* WORK TO COMPLETE: Extract all lines containing "type".

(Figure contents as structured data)

=-=-=

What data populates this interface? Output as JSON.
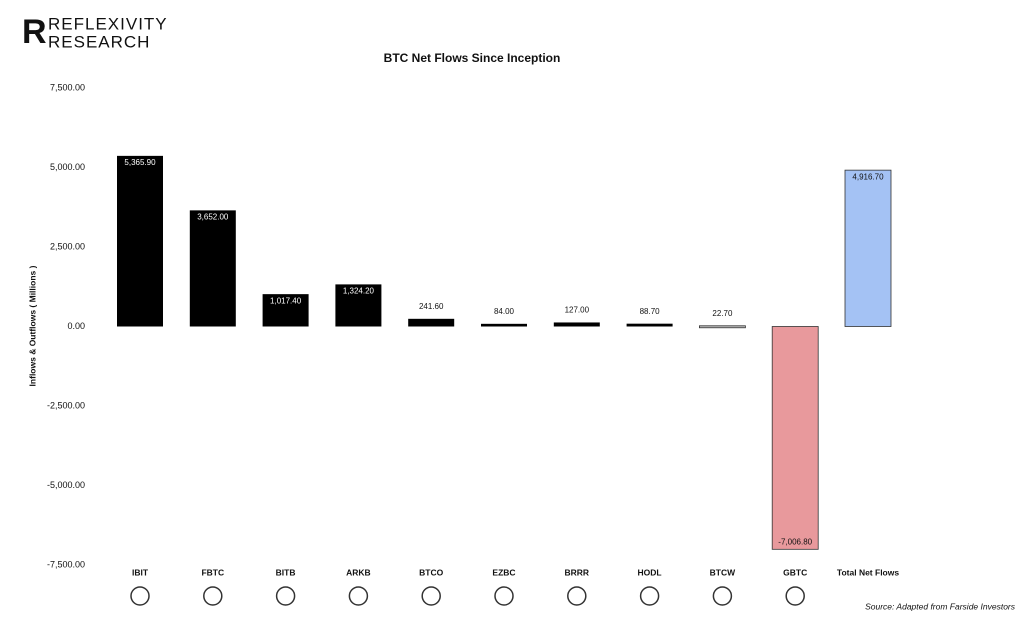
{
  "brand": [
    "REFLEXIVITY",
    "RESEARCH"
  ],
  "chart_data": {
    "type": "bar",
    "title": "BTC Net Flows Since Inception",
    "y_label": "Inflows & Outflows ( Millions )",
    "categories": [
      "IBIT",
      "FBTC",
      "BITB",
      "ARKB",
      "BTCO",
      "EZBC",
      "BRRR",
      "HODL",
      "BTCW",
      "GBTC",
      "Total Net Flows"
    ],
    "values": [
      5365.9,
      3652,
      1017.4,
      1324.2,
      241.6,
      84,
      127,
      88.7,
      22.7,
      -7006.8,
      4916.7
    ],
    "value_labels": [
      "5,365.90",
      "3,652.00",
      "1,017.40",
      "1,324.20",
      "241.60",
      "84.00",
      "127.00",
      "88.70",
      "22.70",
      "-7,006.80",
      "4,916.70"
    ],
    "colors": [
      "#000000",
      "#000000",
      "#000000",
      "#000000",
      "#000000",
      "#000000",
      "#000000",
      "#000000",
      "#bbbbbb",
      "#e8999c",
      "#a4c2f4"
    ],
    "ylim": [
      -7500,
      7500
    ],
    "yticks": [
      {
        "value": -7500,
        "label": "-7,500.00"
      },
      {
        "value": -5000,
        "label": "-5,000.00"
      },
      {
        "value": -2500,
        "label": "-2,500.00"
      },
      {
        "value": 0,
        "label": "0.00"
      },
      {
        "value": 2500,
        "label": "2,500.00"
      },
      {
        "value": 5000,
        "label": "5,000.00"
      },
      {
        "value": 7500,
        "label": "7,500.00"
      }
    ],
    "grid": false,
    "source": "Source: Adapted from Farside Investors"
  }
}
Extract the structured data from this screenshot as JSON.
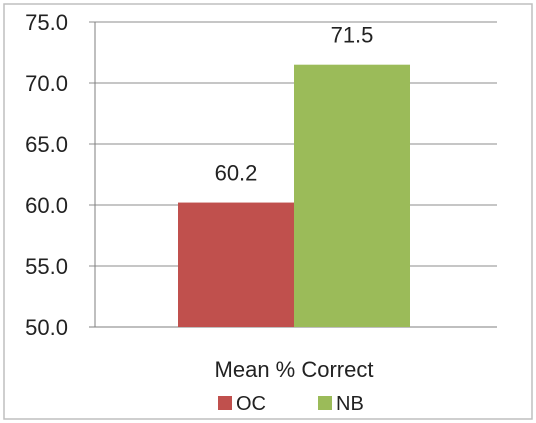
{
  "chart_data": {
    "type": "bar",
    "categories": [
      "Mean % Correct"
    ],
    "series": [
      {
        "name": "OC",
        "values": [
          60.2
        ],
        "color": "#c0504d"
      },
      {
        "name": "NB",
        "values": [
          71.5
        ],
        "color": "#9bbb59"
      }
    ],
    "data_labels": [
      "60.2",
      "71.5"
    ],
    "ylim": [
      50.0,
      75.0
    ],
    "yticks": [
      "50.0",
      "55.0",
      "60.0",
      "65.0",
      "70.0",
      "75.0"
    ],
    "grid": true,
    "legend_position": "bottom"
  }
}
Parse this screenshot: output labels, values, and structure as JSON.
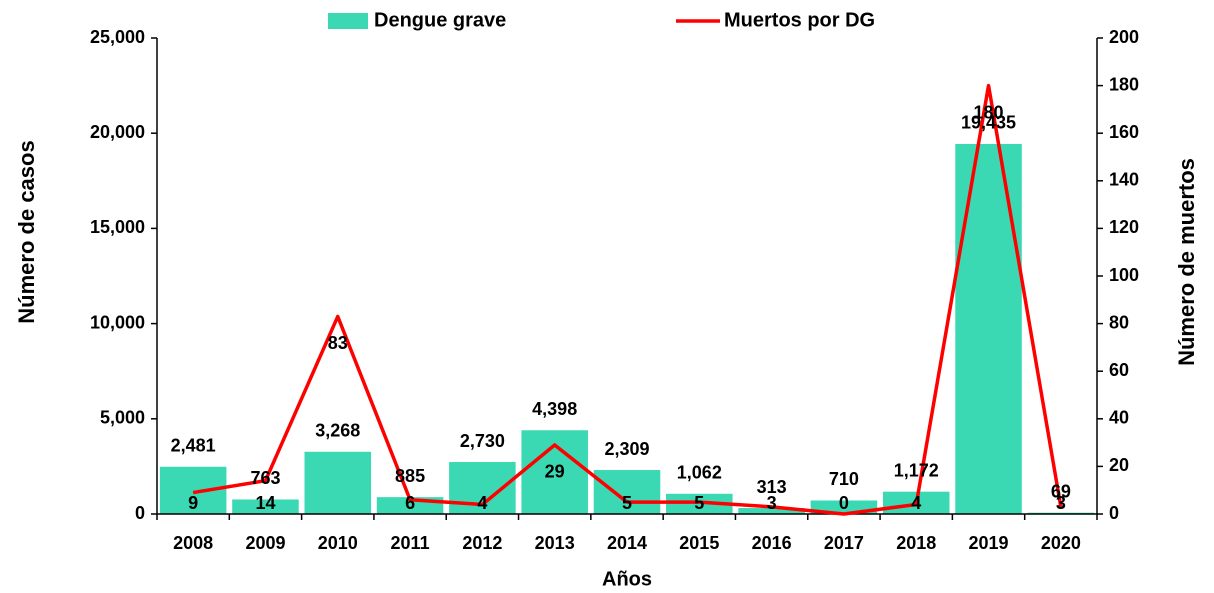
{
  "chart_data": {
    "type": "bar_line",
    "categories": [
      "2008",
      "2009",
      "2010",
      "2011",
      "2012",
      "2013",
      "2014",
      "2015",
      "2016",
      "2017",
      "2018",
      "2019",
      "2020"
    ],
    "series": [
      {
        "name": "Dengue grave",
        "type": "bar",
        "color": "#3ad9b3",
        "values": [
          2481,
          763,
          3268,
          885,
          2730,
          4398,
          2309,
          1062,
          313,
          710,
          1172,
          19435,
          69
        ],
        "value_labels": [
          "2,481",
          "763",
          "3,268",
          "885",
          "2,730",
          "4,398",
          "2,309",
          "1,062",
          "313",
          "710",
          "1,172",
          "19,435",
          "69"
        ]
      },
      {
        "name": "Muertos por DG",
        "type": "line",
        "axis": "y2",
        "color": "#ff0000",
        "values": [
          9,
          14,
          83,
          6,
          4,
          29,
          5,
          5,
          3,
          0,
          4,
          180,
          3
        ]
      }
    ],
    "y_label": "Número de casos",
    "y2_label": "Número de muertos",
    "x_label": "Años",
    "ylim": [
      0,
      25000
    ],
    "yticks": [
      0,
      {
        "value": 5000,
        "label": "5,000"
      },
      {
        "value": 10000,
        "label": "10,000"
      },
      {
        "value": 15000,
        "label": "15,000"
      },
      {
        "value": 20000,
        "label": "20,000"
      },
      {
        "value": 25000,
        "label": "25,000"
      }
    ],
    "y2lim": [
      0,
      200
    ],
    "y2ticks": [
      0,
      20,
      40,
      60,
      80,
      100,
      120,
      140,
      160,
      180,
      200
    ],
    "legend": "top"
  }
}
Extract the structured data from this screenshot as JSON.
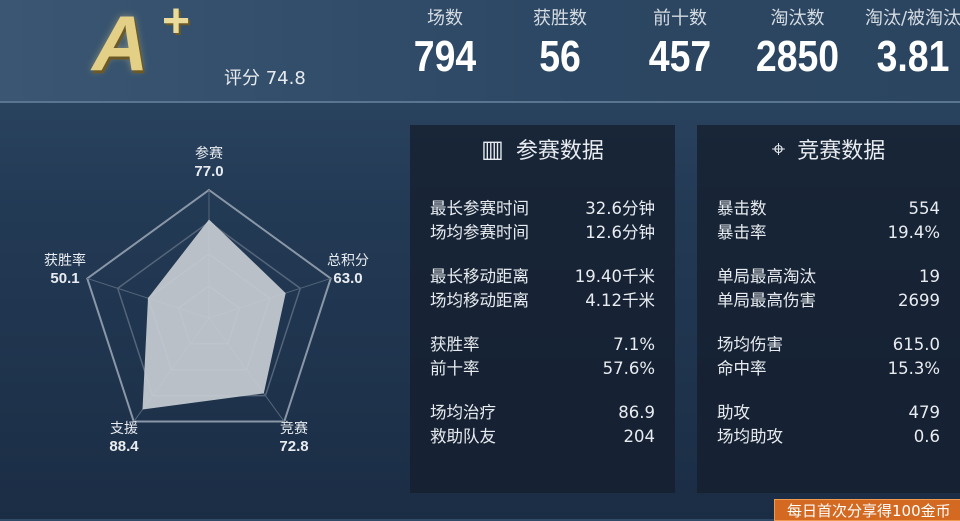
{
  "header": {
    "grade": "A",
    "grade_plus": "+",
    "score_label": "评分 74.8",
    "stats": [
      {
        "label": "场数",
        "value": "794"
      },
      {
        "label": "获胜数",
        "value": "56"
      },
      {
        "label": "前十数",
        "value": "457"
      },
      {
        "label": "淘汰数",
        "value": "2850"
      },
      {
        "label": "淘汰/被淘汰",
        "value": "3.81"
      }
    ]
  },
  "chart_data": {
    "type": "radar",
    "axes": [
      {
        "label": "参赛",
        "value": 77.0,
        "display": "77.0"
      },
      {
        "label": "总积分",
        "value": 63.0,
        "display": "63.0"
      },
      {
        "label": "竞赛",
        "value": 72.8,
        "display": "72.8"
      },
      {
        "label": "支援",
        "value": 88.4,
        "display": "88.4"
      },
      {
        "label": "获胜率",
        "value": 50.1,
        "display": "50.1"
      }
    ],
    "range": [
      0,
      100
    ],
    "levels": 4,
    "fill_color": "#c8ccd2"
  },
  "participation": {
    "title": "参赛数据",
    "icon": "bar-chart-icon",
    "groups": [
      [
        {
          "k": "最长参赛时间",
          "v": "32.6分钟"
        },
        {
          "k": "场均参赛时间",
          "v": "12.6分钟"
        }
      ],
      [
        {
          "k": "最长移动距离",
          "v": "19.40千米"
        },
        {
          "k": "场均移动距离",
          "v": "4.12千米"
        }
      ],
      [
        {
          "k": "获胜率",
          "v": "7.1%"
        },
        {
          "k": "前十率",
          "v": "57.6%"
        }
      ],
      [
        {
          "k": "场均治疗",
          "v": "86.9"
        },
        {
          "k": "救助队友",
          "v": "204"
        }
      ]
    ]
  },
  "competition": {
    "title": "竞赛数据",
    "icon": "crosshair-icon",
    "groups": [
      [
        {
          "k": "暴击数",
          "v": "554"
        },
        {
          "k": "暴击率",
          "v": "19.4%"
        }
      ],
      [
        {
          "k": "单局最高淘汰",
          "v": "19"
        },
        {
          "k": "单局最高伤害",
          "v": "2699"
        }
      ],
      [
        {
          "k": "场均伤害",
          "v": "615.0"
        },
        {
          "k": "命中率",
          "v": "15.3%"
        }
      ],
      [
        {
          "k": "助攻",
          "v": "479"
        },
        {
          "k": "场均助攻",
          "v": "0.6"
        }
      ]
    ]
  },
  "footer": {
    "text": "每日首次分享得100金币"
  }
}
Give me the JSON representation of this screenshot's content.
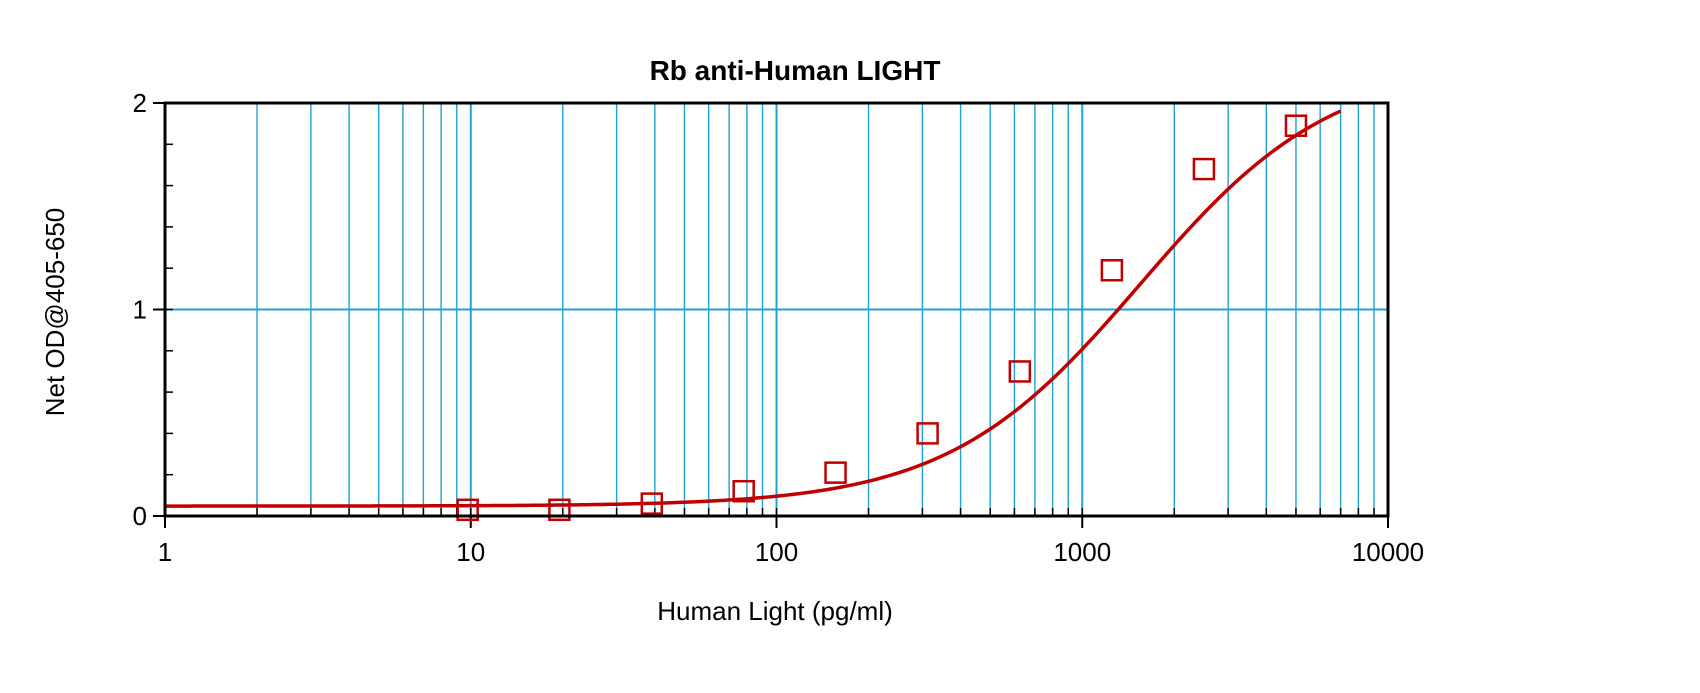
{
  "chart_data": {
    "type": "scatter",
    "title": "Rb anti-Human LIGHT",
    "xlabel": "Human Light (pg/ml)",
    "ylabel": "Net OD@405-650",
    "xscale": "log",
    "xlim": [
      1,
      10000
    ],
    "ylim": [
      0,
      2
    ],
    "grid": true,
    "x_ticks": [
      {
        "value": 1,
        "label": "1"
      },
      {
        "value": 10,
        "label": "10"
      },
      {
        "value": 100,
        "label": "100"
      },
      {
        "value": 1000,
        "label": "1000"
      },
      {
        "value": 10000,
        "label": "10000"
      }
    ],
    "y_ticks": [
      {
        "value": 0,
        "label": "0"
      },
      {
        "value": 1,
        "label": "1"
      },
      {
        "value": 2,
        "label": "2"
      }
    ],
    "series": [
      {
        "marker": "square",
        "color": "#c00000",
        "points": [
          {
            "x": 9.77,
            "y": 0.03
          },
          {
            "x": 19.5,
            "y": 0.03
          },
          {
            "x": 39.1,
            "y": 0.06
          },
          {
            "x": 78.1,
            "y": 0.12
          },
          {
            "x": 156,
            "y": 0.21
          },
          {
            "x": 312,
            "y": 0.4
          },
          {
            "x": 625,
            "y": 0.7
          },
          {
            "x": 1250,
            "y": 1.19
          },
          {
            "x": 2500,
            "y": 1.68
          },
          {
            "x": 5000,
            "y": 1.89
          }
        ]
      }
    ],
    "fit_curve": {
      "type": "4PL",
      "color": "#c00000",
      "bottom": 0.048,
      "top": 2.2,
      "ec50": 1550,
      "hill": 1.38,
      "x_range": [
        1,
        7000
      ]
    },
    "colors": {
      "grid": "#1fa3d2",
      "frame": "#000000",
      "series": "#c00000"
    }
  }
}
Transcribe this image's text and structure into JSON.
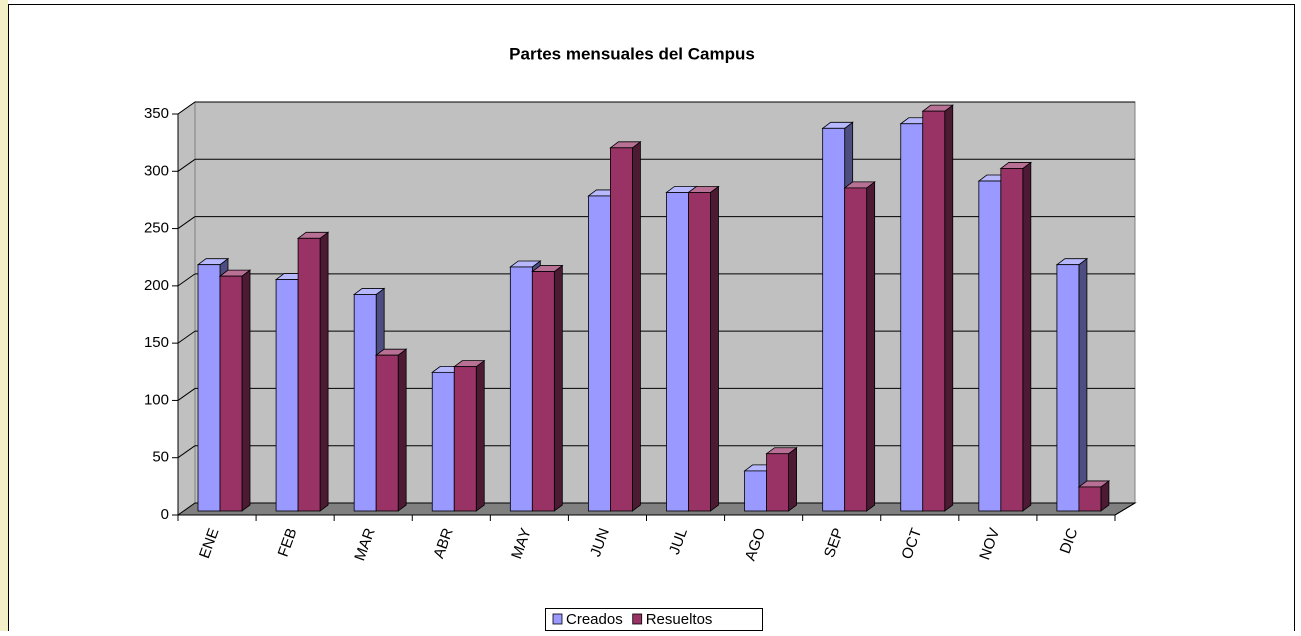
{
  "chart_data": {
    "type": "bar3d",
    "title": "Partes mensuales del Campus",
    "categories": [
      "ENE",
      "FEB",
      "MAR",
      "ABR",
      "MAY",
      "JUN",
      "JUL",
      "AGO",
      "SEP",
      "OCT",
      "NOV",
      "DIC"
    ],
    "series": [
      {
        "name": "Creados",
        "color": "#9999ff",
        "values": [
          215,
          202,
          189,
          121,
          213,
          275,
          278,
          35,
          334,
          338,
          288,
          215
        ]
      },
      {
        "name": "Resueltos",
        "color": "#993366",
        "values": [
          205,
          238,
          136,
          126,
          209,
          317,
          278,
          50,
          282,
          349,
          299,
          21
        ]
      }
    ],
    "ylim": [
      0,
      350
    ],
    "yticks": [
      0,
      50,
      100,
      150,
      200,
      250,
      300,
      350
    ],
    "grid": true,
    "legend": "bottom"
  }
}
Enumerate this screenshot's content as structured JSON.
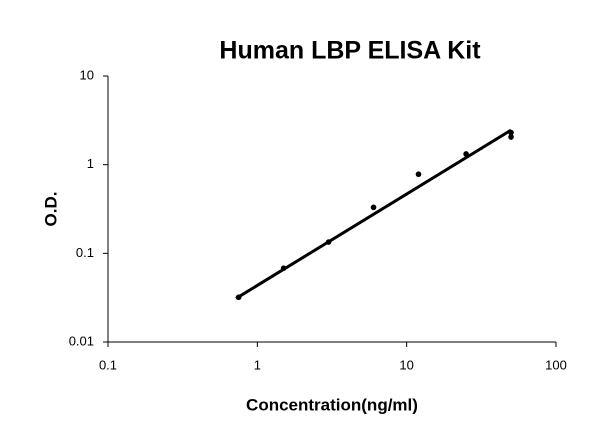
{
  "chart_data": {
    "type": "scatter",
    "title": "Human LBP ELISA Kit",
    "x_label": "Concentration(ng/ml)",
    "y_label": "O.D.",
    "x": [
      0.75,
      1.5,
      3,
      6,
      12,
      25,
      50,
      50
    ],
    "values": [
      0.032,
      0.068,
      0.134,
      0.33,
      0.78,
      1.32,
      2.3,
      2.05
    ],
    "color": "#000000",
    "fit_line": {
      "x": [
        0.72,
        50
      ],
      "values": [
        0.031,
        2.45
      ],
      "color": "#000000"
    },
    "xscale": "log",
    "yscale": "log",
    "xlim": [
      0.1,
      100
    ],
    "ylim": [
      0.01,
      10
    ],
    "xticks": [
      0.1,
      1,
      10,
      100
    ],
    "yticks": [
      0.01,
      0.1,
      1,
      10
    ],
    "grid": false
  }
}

=-=-=

* COMPLETE OUTPUT:
    "type": "bar",
    "type": "bar",
    "type": "bar_line",
        "type": "bar",
        "type": "line",
    "type": "radar",
    "type": "scatter",
      "type": "4PL",
    "type": "bar3d",
    "type": "scatter",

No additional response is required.